Material provided:
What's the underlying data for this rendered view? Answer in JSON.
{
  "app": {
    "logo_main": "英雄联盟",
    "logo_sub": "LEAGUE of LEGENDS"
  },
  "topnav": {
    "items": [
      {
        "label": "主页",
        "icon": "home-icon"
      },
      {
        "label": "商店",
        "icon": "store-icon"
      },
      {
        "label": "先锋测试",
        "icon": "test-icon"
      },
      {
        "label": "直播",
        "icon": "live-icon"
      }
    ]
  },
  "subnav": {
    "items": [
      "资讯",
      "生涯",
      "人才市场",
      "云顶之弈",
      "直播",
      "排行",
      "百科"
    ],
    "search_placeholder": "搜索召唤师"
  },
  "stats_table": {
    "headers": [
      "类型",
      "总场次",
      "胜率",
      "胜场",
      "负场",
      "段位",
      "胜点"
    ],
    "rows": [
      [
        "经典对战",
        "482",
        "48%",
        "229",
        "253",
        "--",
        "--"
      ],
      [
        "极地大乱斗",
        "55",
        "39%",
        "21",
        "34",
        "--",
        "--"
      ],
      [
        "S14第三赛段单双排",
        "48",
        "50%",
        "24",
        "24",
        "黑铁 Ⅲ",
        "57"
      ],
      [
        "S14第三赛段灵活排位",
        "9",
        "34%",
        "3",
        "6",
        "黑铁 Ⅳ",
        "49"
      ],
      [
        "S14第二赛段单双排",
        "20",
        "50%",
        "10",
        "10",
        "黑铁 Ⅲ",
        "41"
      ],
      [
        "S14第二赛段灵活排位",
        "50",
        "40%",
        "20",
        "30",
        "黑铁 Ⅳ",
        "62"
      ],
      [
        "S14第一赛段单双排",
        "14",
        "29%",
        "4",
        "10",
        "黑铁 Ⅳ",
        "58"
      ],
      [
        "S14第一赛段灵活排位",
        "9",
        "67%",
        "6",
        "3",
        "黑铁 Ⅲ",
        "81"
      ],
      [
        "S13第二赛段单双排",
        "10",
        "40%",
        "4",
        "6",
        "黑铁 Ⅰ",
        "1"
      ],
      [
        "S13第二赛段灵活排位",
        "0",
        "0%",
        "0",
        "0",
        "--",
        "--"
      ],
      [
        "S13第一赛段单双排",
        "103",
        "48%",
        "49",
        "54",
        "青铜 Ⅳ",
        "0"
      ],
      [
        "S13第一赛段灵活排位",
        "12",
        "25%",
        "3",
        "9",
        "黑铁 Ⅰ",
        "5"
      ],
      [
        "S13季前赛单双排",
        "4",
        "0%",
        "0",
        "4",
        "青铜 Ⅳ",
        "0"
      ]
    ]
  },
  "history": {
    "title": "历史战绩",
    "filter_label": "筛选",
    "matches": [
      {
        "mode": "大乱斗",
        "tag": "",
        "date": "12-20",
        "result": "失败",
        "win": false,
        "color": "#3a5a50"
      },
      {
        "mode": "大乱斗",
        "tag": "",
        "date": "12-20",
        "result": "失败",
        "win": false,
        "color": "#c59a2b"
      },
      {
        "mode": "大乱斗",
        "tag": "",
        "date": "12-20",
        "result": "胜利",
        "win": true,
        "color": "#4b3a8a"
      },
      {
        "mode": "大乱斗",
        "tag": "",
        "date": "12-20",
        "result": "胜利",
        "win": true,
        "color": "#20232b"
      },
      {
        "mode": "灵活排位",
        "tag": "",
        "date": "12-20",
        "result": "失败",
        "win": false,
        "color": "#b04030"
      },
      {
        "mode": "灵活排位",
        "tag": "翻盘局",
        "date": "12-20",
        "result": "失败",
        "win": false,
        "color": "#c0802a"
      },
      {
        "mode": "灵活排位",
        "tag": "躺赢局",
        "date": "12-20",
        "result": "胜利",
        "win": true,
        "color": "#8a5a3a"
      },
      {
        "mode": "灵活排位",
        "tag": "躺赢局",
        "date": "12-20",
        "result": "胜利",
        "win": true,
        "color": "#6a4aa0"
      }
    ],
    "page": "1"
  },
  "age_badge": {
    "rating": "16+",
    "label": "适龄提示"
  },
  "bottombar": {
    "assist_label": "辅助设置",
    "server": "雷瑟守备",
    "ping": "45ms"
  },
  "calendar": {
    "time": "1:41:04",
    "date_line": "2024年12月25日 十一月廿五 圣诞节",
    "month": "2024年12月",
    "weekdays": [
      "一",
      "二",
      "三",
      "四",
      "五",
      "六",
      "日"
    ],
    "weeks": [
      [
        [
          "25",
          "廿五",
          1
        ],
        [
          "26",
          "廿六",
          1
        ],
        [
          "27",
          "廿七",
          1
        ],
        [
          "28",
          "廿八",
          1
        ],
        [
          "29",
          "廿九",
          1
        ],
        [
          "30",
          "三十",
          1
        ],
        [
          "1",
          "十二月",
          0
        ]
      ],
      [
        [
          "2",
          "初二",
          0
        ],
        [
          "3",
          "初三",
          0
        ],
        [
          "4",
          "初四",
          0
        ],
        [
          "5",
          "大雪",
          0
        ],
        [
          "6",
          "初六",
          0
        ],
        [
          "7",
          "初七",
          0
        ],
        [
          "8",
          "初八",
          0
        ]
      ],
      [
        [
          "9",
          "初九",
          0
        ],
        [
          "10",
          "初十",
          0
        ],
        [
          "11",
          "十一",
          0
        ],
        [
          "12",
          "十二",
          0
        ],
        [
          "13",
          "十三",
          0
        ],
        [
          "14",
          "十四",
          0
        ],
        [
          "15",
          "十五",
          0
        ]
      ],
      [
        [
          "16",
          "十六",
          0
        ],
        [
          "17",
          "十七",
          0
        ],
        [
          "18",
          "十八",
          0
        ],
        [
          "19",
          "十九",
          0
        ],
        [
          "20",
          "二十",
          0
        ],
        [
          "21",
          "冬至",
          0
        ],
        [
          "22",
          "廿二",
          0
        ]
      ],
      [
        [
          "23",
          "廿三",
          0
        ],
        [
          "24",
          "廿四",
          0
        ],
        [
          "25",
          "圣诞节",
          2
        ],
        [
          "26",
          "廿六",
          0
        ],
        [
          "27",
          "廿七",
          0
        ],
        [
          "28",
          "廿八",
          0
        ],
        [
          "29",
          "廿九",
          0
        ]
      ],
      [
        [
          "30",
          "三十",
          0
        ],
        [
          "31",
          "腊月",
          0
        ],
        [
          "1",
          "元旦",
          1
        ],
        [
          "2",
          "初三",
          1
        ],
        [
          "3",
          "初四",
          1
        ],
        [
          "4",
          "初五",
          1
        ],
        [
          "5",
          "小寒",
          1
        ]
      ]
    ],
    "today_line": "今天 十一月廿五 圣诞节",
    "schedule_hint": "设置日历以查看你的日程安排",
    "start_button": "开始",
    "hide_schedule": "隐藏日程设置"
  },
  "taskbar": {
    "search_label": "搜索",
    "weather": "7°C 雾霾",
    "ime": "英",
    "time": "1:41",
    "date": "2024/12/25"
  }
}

Work to do:
Hand back the material above in full, exactly as written.

Solution:
What's the underlying data for this rendered view? Answer in JSON.
{
  "app": {
    "logo_main": "英雄联盟",
    "logo_sub": "LEAGUE of LEGENDS"
  },
  "topnav": {
    "items": [
      {
        "label": "主页",
        "icon": "home-icon"
      },
      {
        "label": "商店",
        "icon": "store-icon"
      },
      {
        "label": "先锋测试",
        "icon": "test-icon"
      },
      {
        "label": "直播",
        "icon": "live-icon"
      }
    ]
  },
  "subnav": {
    "items": [
      "资讯",
      "生涯",
      "人才市场",
      "云顶之弈",
      "直播",
      "排行",
      "百科"
    ],
    "search_placeholder": "搜索召唤师"
  },
  "stats_table": {
    "headers": [
      "类型",
      "总场次",
      "胜率",
      "胜场",
      "负场",
      "段位",
      "胜点"
    ],
    "rows": [
      [
        "经典对战",
        "482",
        "48%",
        "229",
        "253",
        "--",
        "--"
      ],
      [
        "极地大乱斗",
        "55",
        "39%",
        "21",
        "34",
        "--",
        "--"
      ],
      [
        "S14第三赛段单双排",
        "48",
        "50%",
        "24",
        "24",
        "黑铁 Ⅲ",
        "57"
      ],
      [
        "S14第三赛段灵活排位",
        "9",
        "34%",
        "3",
        "6",
        "黑铁 Ⅳ",
        "49"
      ],
      [
        "S14第二赛段单双排",
        "20",
        "50%",
        "10",
        "10",
        "黑铁 Ⅲ",
        "41"
      ],
      [
        "S14第二赛段灵活排位",
        "50",
        "40%",
        "20",
        "30",
        "黑铁 Ⅳ",
        "62"
      ],
      [
        "S14第一赛段单双排",
        "14",
        "29%",
        "4",
        "10",
        "黑铁 Ⅳ",
        "58"
      ],
      [
        "S14第一赛段灵活排位",
        "9",
        "67%",
        "6",
        "3",
        "黑铁 Ⅲ",
        "81"
      ],
      [
        "S13第二赛段单双排",
        "10",
        "40%",
        "4",
        "6",
        "黑铁 Ⅰ",
        "1"
      ],
      [
        "S13第二赛段灵活排位",
        "0",
        "0%",
        "0",
        "0",
        "--",
        "--"
      ],
      [
        "S13第一赛段单双排",
        "103",
        "48%",
        "49",
        "54",
        "青铜 Ⅳ",
        "0"
      ],
      [
        "S13第一赛段灵活排位",
        "12",
        "25%",
        "3",
        "9",
        "黑铁 Ⅰ",
        "5"
      ],
      [
        "S13季前赛单双排",
        "4",
        "0%",
        "0",
        "4",
        "青铜 Ⅳ",
        "0"
      ]
    ]
  },
  "history": {
    "title": "历史战绩",
    "filter_label": "筛选",
    "matches": [
      {
        "mode": "大乱斗",
        "tag": "",
        "date": "12-20",
        "result": "失败",
        "win": false,
        "color": "#3a5a50"
      },
      {
        "mode": "大乱斗",
        "tag": "",
        "date": "12-20",
        "result": "失败",
        "win": false,
        "color": "#c59a2b"
      },
      {
        "mode": "大乱斗",
        "tag": "",
        "date": "12-20",
        "result": "胜利",
        "win": true,
        "color": "#4b3a8a"
      },
      {
        "mode": "大乱斗",
        "tag": "",
        "date": "12-20",
        "result": "胜利",
        "win": true,
        "color": "#20232b"
      },
      {
        "mode": "灵活排位",
        "tag": "",
        "date": "12-20",
        "result": "失败",
        "win": false,
        "color": "#b04030"
      },
      {
        "mode": "灵活排位",
        "tag": "翻盘局",
        "date": "12-20",
        "result": "失败",
        "win": false,
        "color": "#c0802a"
      },
      {
        "mode": "灵活排位",
        "tag": "躺赢局",
        "date": "12-20",
        "result": "胜利",
        "win": true,
        "color": "#8a5a3a"
      },
      {
        "mode": "灵活排位",
        "tag": "躺赢局",
        "date": "12-20",
        "result": "胜利",
        "win": true,
        "color": "#6a4aa0"
      }
    ],
    "page": "1"
  },
  "age_badge": {
    "rating": "16+",
    "label": "适龄提示"
  },
  "bottombar": {
    "assist_label": "辅助设置",
    "server": "雷瑟守备",
    "ping": "45ms"
  },
  "calendar": {
    "time": "1:41:04",
    "date_line": "2024年12月25日 十一月廿五 圣诞节",
    "month": "2024年12月",
    "weekdays": [
      "一",
      "二",
      "三",
      "四",
      "五",
      "六",
      "日"
    ],
    "weeks": [
      [
        [
          "25",
          "廿五",
          1
        ],
        [
          "26",
          "廿六",
          1
        ],
        [
          "27",
          "廿七",
          1
        ],
        [
          "28",
          "廿八",
          1
        ],
        [
          "29",
          "廿九",
          1
        ],
        [
          "30",
          "三十",
          1
        ],
        [
          "1",
          "十二月",
          0
        ]
      ],
      [
        [
          "2",
          "初二",
          0
        ],
        [
          "3",
          "初三",
          0
        ],
        [
          "4",
          "初四",
          0
        ],
        [
          "5",
          "大雪",
          0
        ],
        [
          "6",
          "初六",
          0
        ],
        [
          "7",
          "初七",
          0
        ],
        [
          "8",
          "初八",
          0
        ]
      ],
      [
        [
          "9",
          "初九",
          0
        ],
        [
          "10",
          "初十",
          0
        ],
        [
          "11",
          "十一",
          0
        ],
        [
          "12",
          "十二",
          0
        ],
        [
          "13",
          "十三",
          0
        ],
        [
          "14",
          "十四",
          0
        ],
        [
          "15",
          "十五",
          0
        ]
      ],
      [
        [
          "16",
          "十六",
          0
        ],
        [
          "17",
          "十七",
          0
        ],
        [
          "18",
          "十八",
          0
        ],
        [
          "19",
          "十九",
          0
        ],
        [
          "20",
          "二十",
          0
        ],
        [
          "21",
          "冬至",
          0
        ],
        [
          "22",
          "廿二",
          0
        ]
      ],
      [
        [
          "23",
          "廿三",
          0
        ],
        [
          "24",
          "廿四",
          0
        ],
        [
          "25",
          "圣诞节",
          2
        ],
        [
          "26",
          "廿六",
          0
        ],
        [
          "27",
          "廿七",
          0
        ],
        [
          "28",
          "廿八",
          0
        ],
        [
          "29",
          "廿九",
          0
        ]
      ],
      [
        [
          "30",
          "三十",
          0
        ],
        [
          "31",
          "腊月",
          0
        ],
        [
          "1",
          "元旦",
          1
        ],
        [
          "2",
          "初三",
          1
        ],
        [
          "3",
          "初四",
          1
        ],
        [
          "4",
          "初五",
          1
        ],
        [
          "5",
          "小寒",
          1
        ]
      ]
    ],
    "today_line": "今天 十一月廿五 圣诞节",
    "schedule_hint": "设置日历以查看你的日程安排",
    "start_button": "开始",
    "hide_schedule": "隐藏日程设置"
  },
  "taskbar": {
    "search_label": "搜索",
    "weather": "7°C 雾霾",
    "ime": "英",
    "time": "1:41",
    "date": "2024/12/25"
  }
}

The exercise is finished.